[Список задач]
1. Ответьте на вопросы по тексту о Крылове:
(а) В каких годах переиздавалось собрание сочинений под редакцией Каллаша?
(б) В каком году Плетнев готовил второе издание своего трехтомника?
(в) Кто первым сформулировал идею крыловской народности?
2. Продолжите текст о каноническом образе Крылова, начав сразу после его последнего предложения.

[Фрагмент документа]
------------------------------------------------------------------------
Собрание сочинений под редакцией Каллаша с его проблематизированным взглядом на Крылова выдержало два переиздания – в 1914–1915 и в 1918 годах, однако переломить инерцию плетневского нарратива не удалось. Он благополучно пережил даже революционные потрясения: просто в советские времена в биографии и творчестве баснописца стали усиленно педалироваться демократическое происхождение, социальная сатира и антикрепостнические убеждения.
Секрет нерушимости такого дискурса, как ни странно, заключается в его неоднородности. Работая в 1845–1846 годах над вступительной статьей к собранию сочинений, Плетнев, чуткий к современным веяниям, внес в благостную «уваровскую» картину бытия великого русского баснописца неожиданно резкое осуждение его бездеятельности, доходящей до морального квиетизма:
В своем праздном благоразумии, в своей безжизненной мудрости он похоронил, может быть, нескольких Крыловых, для которых в России много еще праздных мест. Странное явление: с одной стороны, гений, по следам которого уже идти почти некуда, с другой – недвижный ум, шагу не переступающий за свой порог15.
Впечатление, произведенное этим обличением на литературную молодежь конца 1840‑х годов, было столь велико, что, как мы полагаем, стало триггером для замысла романа «Обломов»16. Между тем, занимаясь в 1856 году, уже в совершенно новой общественной атмосфере, подготовкой второго издания своего трехтомника, Плетнев, сохранив все прежнее, столь же неожиданно добавил к очерку новый фрагмент – теперь героизирующий баснописца как «мирного воина общего добра и просвещения»17.
Напластования смыслов, казалось бы, прямо противоречащих друг другу, придали канонической биографии Крылова незапланированную поливалентность. Выстроенный Плетневым нарратив оказался в целом приемлемым для всех и в любых ситуациях, независимо от того, какой на дворе порядок – монархический или советский. Он допускал любые трактовки – от умиления до возмущения. Локомотивом, увлекающим эту дребезжащую старинную конструкцию в будущее, оказалась идея крыловской народности – впервые сформулированная Булгариным, подхваченная Уваровым, возведенная на пьедестал Плетневым, дополнительно освященная авторитетом Гоголя и Белинского.
Необходимо отметить, однако, что предпринятая Каллашем попытка проблематизации принесла свои плоды. Его соображения явно отзываются в том, что и как писал в середине 1920‑х годов Л. С. Выготский. Хотя этого ученого, в свете создававшейся им эстетической теории, больше интересовала басня, ее природа, психологические и педагогические проекции, он тем не менее поставил ряд важных вопросов относительно парадокса, который представляет собой каноническая репутация Крылова:
Не кажется ли удивительным тот факт, что Крылов, как это засвидетельствовано не однажды, питал искреннее отвращение к самой природе басни, что его жизнь представляла собой все то, что можно выдумать противоположного житейской мудрости и добродетели среднего человека. Это был исключительный во всех отношениях человек – и в своих страстях, и в своей лени, и в своем скепсисе, и не странно ли, что он сделался всеобщим дедушкой, по выражению Айхенвальда, безраздельно завладел детской комнатой и так удивительно пришелся всем по вкусу и по плечу, как воплощенная практическая мудрость18.
------------------------------------------------------------------------
[Записи об элементах макета]
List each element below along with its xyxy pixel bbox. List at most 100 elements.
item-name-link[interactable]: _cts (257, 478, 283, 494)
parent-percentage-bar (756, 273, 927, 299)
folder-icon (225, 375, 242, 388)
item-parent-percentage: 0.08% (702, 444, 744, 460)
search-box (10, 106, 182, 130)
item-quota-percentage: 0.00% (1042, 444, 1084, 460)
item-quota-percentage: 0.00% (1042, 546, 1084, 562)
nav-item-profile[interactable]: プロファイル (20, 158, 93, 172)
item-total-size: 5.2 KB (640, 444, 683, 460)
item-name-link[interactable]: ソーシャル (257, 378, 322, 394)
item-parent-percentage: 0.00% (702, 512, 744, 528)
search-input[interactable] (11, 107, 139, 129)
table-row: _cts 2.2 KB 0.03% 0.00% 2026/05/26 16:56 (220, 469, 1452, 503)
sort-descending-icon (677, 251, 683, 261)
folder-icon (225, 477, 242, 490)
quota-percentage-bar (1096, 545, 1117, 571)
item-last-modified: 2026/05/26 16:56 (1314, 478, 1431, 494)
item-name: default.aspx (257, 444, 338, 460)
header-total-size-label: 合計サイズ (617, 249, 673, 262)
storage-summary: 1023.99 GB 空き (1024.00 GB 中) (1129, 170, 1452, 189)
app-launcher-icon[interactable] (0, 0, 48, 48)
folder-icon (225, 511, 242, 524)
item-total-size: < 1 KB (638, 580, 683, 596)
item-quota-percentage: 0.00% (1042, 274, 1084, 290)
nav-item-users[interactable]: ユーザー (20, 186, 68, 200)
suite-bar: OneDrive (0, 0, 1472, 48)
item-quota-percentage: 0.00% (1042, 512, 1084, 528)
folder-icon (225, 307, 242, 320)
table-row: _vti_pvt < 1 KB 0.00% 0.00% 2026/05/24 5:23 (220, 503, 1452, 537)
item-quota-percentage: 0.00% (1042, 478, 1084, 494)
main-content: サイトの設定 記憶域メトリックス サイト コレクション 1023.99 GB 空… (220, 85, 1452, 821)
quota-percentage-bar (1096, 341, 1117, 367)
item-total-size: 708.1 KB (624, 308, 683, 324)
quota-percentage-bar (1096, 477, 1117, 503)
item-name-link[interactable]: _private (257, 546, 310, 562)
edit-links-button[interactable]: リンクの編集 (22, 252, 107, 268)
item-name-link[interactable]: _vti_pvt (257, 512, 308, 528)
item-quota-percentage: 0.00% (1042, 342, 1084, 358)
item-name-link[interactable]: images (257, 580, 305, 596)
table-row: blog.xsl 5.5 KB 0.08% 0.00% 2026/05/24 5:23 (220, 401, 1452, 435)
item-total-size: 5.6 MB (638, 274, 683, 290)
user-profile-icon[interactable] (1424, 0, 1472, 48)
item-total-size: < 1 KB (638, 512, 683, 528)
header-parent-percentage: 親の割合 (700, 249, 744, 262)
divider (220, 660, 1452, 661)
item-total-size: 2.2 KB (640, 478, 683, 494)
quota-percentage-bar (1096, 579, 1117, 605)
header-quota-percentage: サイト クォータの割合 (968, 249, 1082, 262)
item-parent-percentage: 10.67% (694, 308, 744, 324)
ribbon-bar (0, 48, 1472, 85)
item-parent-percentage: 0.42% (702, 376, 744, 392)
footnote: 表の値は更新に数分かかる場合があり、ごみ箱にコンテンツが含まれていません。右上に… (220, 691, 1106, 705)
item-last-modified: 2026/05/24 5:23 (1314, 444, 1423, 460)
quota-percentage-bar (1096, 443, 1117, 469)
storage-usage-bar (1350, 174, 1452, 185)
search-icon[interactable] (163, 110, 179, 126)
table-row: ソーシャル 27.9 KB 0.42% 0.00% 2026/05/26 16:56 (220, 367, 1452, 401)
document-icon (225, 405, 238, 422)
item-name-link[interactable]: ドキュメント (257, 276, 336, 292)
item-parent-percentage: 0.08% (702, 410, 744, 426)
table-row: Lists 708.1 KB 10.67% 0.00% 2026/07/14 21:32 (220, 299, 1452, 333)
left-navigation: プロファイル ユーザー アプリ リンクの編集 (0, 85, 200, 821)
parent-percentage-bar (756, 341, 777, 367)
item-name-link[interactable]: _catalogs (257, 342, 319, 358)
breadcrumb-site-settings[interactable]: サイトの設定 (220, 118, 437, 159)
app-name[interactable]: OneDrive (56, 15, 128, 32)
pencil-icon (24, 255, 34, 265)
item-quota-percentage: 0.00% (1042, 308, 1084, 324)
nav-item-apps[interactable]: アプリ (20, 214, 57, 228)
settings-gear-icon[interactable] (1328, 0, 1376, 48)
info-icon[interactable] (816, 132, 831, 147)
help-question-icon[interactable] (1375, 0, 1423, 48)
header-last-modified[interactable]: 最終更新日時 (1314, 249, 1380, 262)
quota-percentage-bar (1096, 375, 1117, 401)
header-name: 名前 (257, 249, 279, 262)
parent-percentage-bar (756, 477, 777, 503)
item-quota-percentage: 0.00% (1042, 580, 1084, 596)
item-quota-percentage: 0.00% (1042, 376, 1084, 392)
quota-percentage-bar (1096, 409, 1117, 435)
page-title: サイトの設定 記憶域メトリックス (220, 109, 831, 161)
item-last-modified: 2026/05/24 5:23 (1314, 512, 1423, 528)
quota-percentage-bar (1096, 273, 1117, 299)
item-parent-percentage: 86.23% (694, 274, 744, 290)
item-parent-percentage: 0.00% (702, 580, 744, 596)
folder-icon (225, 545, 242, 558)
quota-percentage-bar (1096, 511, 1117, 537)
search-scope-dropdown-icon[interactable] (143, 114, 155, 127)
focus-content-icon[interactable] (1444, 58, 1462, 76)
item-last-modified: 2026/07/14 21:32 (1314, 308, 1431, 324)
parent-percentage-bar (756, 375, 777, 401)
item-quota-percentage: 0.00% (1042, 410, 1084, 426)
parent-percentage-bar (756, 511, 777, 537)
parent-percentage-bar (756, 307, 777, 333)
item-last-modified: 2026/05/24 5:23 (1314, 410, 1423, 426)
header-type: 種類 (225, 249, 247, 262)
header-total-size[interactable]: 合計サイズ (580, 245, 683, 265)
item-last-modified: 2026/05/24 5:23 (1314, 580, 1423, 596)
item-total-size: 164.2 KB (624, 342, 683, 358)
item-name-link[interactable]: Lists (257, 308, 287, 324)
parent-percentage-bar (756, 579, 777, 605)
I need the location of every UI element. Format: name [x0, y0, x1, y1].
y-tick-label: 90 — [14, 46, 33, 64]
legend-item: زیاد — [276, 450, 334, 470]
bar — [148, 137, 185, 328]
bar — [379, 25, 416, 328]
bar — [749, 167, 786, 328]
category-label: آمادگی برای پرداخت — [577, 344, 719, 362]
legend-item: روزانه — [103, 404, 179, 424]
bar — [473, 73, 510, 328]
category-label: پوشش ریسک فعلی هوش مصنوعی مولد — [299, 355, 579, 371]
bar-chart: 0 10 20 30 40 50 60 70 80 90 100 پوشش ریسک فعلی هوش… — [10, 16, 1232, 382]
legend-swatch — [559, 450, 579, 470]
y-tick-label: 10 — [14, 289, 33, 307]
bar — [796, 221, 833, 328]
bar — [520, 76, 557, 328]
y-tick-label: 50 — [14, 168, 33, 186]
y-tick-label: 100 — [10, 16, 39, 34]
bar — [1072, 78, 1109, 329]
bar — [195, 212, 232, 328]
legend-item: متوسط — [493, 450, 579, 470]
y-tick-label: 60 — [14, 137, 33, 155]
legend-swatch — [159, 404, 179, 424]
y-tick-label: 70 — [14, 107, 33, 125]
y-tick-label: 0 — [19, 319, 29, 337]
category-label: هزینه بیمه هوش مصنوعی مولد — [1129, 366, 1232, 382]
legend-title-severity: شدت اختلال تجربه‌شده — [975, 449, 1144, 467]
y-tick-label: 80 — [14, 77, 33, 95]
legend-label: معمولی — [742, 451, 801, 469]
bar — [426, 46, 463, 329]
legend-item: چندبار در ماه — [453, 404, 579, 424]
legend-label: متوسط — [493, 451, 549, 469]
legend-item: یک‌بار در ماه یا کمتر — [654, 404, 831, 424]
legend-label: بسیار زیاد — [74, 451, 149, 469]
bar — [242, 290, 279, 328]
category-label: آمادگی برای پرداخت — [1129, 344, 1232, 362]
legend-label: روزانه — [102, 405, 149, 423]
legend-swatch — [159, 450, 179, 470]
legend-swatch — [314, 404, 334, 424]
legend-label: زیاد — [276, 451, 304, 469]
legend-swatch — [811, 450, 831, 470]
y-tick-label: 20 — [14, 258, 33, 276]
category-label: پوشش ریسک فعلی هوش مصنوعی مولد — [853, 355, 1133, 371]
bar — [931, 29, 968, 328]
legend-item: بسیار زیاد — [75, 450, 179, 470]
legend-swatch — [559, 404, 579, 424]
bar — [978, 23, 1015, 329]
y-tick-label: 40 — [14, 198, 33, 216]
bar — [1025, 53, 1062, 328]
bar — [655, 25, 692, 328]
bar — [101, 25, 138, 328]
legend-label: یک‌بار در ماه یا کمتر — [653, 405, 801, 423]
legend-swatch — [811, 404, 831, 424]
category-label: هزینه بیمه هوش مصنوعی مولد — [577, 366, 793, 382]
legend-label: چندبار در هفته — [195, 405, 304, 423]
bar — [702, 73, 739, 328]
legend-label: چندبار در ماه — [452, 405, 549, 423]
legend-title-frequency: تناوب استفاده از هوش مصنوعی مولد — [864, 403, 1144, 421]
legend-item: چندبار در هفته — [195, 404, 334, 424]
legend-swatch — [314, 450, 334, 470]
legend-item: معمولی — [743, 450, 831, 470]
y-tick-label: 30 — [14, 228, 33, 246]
------------------------------------------------------------------------
[Ответы к упражнению]
1.
(а) В 1914–1915 и в 1918 годах.
(б) В 1856 году.
(в) Булгарин.

2.
Сами же басни он интерпретировал как преодоление того отвращения, которое Крылов испытывал к басне прозаической, во вкусе Лессинга, с «тесным горизонтом», и реализацию его врожденной страсти к драматургии. Этот внутренний трагизм, «второй план, который присутствует в каждой его басне, углубляет, заостряет и придает истинное поэтическое действие его рассказу», Выготский изящно и проницательно назвал «тонким ядом»19, имея в виду скептическую двусмысленность любого текста и высказывания Крылова, ощутимую, но крайне плохо поддающуюся описанию.
«Психология искусства» была издана только в 1965 году, через тридцать лет после смерти автора, и осталась неизвестной его современникам, В противном случае к ней мог бы апеллировать другой ученый, который в середине 1930‑х годов предпринял энергичную попытку шагнуть за пределы обветшавшего нарратива20. Речь идет о Г. А. Гуковском, тогда возглавлявшем в Пушкинском Доме группу по изучению литературы XVIII века. В 1935 году в серии «Библиотека поэта», пытавшейся сочетать высокие научные стандарты с доступностью широкой аудитории, вышел двухтомник Крылова, к которому 33-летний ученый написал поистине новаторскую статью21. Он первым указал на то, что «официализированный» Крылов играл роль своего рода идеологической «скрепы» николаевского царствования:
…именно Крылов был использован для демонстрации правительственных тенденций, демократических навыворот. Он был истолкован как выразитель народного духа, простой, мол, русский человек, конечно, мол, с лукавцей, с юмором, – но в сущности и добродушный, и сметливый, и меткий на острое слово, и, главное, накрепко верноподданный. <…>
Николай I все более втягивал его славу в орбиту своего влияния. Стилизация российского мужичка-полубуржуа «дедушки Крылова» стала казенным штампом. Ряд анекдотов, рисующих Крылова как кондового националиста в духе уваровской формулы устоев российского государства, приобрел характер официальной биографии Крылова. Нечего и говорить, что эта легендарная биография совершенно не соответствовала действительной жизни Крылова.
Николай I объявил Крылова покорнейшим и благонамереннейшим писателем так же, как он объявил Чаадаева сумасшедшим22.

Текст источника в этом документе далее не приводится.